SOURCE MATERIAL -
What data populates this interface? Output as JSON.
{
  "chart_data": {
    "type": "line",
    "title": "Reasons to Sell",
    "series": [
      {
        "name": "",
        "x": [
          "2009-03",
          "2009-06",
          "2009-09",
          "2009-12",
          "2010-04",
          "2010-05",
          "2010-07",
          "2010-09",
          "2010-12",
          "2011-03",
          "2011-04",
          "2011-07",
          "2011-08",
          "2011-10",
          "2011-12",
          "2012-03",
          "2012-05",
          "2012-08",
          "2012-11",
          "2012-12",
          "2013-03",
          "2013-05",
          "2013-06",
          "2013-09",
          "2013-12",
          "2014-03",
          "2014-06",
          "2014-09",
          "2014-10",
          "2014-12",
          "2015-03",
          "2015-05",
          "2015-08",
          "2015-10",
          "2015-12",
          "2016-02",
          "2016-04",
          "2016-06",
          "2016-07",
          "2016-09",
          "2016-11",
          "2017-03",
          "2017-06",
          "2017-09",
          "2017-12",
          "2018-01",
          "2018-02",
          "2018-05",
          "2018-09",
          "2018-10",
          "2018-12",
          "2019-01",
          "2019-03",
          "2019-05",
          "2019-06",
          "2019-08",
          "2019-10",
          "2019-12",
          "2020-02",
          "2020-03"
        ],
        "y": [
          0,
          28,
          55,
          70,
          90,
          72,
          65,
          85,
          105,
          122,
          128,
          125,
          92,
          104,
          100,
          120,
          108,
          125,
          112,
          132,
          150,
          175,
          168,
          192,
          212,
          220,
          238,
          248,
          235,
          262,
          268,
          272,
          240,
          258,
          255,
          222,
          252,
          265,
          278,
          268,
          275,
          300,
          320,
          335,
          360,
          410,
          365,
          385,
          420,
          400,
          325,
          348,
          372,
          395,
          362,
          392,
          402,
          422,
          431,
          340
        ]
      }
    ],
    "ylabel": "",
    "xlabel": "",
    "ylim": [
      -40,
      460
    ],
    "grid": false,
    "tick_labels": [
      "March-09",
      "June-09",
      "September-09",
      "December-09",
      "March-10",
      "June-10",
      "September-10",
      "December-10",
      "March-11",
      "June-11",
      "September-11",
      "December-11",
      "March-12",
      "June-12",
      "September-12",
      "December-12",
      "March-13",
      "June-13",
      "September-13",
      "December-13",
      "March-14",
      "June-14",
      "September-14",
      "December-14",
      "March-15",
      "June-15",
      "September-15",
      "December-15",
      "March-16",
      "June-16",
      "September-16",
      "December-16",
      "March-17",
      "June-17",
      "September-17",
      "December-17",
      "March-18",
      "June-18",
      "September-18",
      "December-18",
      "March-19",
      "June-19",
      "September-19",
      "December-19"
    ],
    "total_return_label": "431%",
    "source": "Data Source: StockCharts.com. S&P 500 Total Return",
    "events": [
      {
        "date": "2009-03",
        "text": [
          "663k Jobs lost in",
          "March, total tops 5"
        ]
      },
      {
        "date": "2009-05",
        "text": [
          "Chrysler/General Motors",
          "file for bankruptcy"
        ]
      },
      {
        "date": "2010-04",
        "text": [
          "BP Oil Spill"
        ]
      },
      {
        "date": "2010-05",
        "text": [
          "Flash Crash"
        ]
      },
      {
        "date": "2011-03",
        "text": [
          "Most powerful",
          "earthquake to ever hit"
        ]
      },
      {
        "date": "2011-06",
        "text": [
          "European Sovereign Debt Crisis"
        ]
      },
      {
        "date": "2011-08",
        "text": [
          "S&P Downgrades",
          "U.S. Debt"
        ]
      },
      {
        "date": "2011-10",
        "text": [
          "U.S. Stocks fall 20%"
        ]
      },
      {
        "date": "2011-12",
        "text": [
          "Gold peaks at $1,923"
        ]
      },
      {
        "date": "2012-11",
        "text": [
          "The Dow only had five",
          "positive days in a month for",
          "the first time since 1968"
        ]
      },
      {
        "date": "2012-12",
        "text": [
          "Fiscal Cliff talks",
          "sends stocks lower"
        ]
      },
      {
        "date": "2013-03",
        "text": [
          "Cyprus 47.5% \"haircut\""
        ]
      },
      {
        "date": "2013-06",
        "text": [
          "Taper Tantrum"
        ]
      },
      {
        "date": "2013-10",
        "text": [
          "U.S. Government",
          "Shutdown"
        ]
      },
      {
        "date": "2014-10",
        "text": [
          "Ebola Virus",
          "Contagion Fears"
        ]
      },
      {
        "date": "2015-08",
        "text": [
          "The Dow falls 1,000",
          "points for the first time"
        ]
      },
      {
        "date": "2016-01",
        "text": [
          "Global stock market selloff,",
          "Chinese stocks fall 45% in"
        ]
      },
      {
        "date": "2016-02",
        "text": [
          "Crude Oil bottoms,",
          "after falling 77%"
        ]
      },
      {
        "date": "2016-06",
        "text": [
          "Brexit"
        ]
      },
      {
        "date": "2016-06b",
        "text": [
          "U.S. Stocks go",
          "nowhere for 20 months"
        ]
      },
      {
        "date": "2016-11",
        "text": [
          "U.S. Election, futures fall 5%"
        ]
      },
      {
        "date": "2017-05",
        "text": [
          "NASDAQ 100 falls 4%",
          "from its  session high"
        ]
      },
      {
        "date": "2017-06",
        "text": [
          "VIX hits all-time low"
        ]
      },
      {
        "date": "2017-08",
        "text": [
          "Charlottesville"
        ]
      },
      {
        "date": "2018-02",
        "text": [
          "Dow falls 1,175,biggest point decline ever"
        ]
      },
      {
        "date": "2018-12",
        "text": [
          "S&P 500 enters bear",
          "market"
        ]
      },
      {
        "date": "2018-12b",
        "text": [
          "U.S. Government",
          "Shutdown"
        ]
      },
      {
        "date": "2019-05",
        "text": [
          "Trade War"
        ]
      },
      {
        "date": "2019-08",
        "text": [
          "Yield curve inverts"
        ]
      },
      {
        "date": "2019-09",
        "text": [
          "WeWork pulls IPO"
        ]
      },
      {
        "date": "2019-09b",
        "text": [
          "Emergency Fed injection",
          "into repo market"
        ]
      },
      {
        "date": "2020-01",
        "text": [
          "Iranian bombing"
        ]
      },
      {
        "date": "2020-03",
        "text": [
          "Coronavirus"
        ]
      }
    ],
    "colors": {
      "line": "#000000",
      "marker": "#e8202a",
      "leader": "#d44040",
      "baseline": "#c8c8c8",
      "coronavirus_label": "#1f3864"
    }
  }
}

ACTIVITY -
Filter the data above, keeping only lines that include the string "June".

RESPONSE AREA -
      "June-09",
      "June-10",
      "June-11",
      "June-12",
      "June-13",
      "June-14",
      "June-15",
      "June-16",
      "June-17",
      "June-18",
      "June-19",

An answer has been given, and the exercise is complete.